>> START DATASET CONTENT
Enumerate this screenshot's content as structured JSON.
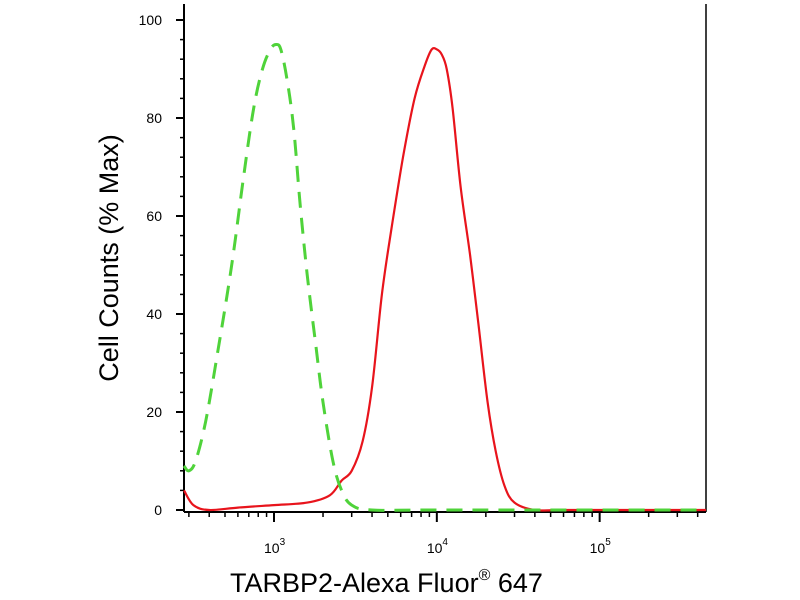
{
  "chart_data": {
    "type": "line",
    "xlabel": "TARBP2-Alexa Fluor",
    "xlabel_sup": "®",
    "xlabel_suffix": " 647",
    "ylabel": "Cell Counts (% Max)",
    "x_scale": "log",
    "xlim": [
      280,
      450000
    ],
    "ylim": [
      0,
      100
    ],
    "y_ticks": [
      0,
      20,
      40,
      60,
      80,
      100
    ],
    "x_major_ticks": [
      {
        "value": 1000,
        "base": "10",
        "exp": "3"
      },
      {
        "value": 10000,
        "base": "10",
        "exp": "4"
      },
      {
        "value": 100000,
        "base": "10",
        "exp": "5"
      }
    ],
    "grid": false,
    "series": [
      {
        "style": "solid",
        "color": "#e8141c",
        "x": [
          280,
          320,
          400,
          600,
          1000,
          1600,
          2200,
          2600,
          3000,
          3500,
          4000,
          4600,
          5300,
          6200,
          7300,
          8500,
          9300,
          10000,
          10700,
          11500,
          12500,
          14000,
          16000,
          18000,
          20500,
          23000,
          26000,
          30000,
          40000,
          60000,
          100000,
          450000
        ],
        "y": [
          4,
          1,
          0,
          0.5,
          1,
          1.5,
          3,
          6,
          8,
          14,
          25,
          44,
          58,
          72,
          84,
          91,
          94,
          94,
          93,
          90,
          82,
          66,
          52,
          38,
          22,
          12,
          5,
          1.5,
          0,
          0,
          0,
          0
        ]
      },
      {
        "style": "dashed",
        "color": "#4fd33a",
        "x": [
          280,
          300,
          330,
          380,
          450,
          550,
          650,
          750,
          850,
          950,
          1030,
          1100,
          1200,
          1320,
          1450,
          1600,
          1800,
          2000,
          2300,
          2600,
          3000,
          4000,
          10000,
          450000
        ],
        "y": [
          9,
          8,
          10,
          18,
          32,
          50,
          68,
          82,
          90,
          94,
          95,
          94,
          88,
          78,
          62,
          48,
          34,
          22,
          10,
          4,
          1,
          0,
          0,
          0
        ]
      }
    ]
  }
}
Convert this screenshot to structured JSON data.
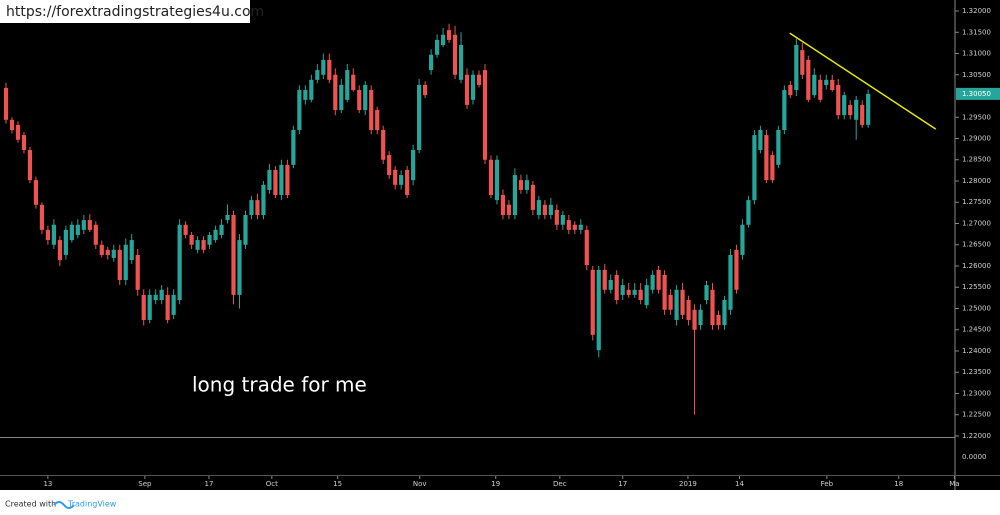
>> END DATASET CONTENT
Write out the entries above verbatim; the pictures do not belong in your copy.

## EXPECTED ANSWER
Enumerate this screenshot's content as structured JSON.
{
  "chart_data": {
    "type": "line",
    "xlabel": "TARBP2-Alexa Fluor",
    "xlabel_sup": "®",
    "xlabel_suffix": " 647",
    "ylabel": "Cell Counts (% Max)",
    "x_scale": "log",
    "xlim": [
      280,
      450000
    ],
    "ylim": [
      0,
      100
    ],
    "y_ticks": [
      0,
      20,
      40,
      60,
      80,
      100
    ],
    "x_major_ticks": [
      {
        "value": 1000,
        "base": "10",
        "exp": "3"
      },
      {
        "value": 10000,
        "base": "10",
        "exp": "4"
      },
      {
        "value": 100000,
        "base": "10",
        "exp": "5"
      }
    ],
    "grid": false,
    "series": [
      {
        "style": "solid",
        "color": "#e8141c",
        "x": [
          280,
          320,
          400,
          600,
          1000,
          1600,
          2200,
          2600,
          3000,
          3500,
          4000,
          4600,
          5300,
          6200,
          7300,
          8500,
          9300,
          10000,
          10700,
          11500,
          12500,
          14000,
          16000,
          18000,
          20500,
          23000,
          26000,
          30000,
          40000,
          60000,
          100000,
          450000
        ],
        "y": [
          4,
          1,
          0,
          0.5,
          1,
          1.5,
          3,
          6,
          8,
          14,
          25,
          44,
          58,
          72,
          84,
          91,
          94,
          94,
          93,
          90,
          82,
          66,
          52,
          38,
          22,
          12,
          5,
          1.5,
          0,
          0,
          0,
          0
        ]
      },
      {
        "style": "dashed",
        "color": "#4fd33a",
        "x": [
          280,
          300,
          330,
          380,
          450,
          550,
          650,
          750,
          850,
          950,
          1030,
          1100,
          1200,
          1320,
          1450,
          1600,
          1800,
          2000,
          2300,
          2600,
          3000,
          4000,
          10000,
          450000
        ],
        "y": [
          9,
          8,
          10,
          18,
          32,
          50,
          68,
          82,
          90,
          94,
          95,
          94,
          88,
          78,
          62,
          48,
          34,
          22,
          10,
          4,
          1,
          0,
          0,
          0
        ]
      }
    ]
  }
}
Convert this screenshot to structured JSON data.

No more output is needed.